▸ ESERCIZI DA SVOLGERE
a) Stabilisci se le affermazioni seguenti concordano con il testo sui referendum sulla giustizia, rispondendo sì o no e citando alla lettera le parole decisive del testo. (i) Nelle due settimane prima del voto sul taglio dei parlamentari, i principali telegiornali e programmi extra-tg dedicarono ai quesiti in media circa il 4,5 per cento del loro tempo. (ii) Il testo attribuisce lo scarso interesse per i referendum sulla giustizia soltanto alla guerra in Ucraina. (iii) Per il referendum costituzionale sul taglio dei parlamentari il periodo esaminato va dal 29 maggio al 4 giugno.
b) Ricopia dal testo sui referendum sulla giustizia il passo che comincia con "Le cause dello" e prosegue fino a "le loro responsabilità.".

▸ TESTO DI PARTENZA
▶
Un confronto con quanto avvenuto in passato mostra che lo spazio dedicato dalla tv ai referendum sulla giustizia sembra essere in effetti più basso rispetto a precedenti voti referendari.

Secondo le elaborazioni di Pagella Politica, nelle due settimane prima del voto sul referendum costituzionale del taglio dei parlamentari, ossia tra il 30 agosto e il 12 settembre, i principali telegiornali e programmi extra-tg italiani avevano dedicato ai quesiti in media il 4,5 per cento circa del loro tempo: quasi il triplo di quanto dedicato ai referendum sulla giustizia tra il 29 maggio e il 4 giugno.

Le cause dello scarso interesse

Le cause di questo minore interesse sui referendum della giustizia, rispetto a precedenti referendum, sono diverse: da mesi l’attenzione mediatica è concentrata sulla guerra in Ucraina e sulle conseguenze economiche del conflitto, ma gli stessi promotori dei referendum hanno le loro responsabilità.
◀
Voci del dataset:
▶
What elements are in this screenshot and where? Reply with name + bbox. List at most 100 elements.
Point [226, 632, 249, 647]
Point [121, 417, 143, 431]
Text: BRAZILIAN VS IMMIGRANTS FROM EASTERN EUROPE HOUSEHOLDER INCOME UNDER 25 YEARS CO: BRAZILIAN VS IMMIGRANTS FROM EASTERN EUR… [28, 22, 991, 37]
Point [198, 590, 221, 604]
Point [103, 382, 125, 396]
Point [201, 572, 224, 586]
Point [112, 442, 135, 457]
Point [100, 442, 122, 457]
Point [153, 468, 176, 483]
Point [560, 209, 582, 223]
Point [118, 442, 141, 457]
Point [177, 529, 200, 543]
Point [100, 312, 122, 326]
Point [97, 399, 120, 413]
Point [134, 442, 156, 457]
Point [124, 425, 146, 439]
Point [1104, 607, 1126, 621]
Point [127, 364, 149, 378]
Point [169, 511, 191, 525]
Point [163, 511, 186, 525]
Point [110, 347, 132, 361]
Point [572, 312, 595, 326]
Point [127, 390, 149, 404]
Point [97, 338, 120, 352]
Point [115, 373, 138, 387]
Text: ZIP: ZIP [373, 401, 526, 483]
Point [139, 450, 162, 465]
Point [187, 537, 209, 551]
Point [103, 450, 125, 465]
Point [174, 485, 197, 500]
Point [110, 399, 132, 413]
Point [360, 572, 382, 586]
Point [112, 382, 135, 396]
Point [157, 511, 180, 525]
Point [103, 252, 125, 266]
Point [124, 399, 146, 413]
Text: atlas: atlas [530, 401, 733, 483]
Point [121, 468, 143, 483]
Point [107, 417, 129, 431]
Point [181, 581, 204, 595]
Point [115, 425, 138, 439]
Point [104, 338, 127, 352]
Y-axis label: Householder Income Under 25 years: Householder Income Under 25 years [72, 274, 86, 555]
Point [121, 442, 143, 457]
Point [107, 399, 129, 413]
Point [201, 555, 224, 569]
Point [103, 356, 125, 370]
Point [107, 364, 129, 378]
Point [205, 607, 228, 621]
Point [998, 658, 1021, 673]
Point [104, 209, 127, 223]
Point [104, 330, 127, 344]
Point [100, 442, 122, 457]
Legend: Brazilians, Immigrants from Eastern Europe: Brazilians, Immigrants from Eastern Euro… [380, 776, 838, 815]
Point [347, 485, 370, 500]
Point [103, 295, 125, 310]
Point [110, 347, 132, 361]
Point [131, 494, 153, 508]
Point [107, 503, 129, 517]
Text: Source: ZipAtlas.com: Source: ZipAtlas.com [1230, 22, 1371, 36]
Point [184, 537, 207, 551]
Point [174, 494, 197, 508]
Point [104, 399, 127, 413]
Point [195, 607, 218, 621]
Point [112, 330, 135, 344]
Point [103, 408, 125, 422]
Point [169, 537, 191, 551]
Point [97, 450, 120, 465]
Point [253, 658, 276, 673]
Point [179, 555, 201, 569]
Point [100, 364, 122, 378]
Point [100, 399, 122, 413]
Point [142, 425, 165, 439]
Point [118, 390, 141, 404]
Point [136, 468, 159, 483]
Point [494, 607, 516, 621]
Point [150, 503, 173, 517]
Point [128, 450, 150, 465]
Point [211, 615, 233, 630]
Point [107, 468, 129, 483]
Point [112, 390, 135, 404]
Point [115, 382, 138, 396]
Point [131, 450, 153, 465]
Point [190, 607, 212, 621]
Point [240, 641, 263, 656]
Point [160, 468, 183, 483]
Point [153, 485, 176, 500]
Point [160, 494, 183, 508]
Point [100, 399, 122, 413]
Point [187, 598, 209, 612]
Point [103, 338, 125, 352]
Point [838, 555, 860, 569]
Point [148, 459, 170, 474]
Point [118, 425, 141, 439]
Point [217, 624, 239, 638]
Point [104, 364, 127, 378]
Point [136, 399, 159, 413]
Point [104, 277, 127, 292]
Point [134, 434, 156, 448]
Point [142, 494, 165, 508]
◀
▸ SOLUZIONI PER ESERCIZIO
a)
(i) Sì: "avevano dedicato ai quesiti in media il 4,5 per cento circa del loro tempo".
(ii) No: "ma gli stessi promotori dei referendum hanno le loro responsabilità".
(iii) No: "ossia tra il 30 agosto e il 12 settembre".

b)
Le cause dello scarso interesse

Le cause di questo minore interesse sui referendum della giustizia, rispetto a precedenti referendum, sono diverse: da mesi l’attenzione mediatica è concentrata sulla guerra in Ucraina e sulle conseguenze economiche del conflitto, ma gli stessi promotori dei referendum hanno le loro responsabilità.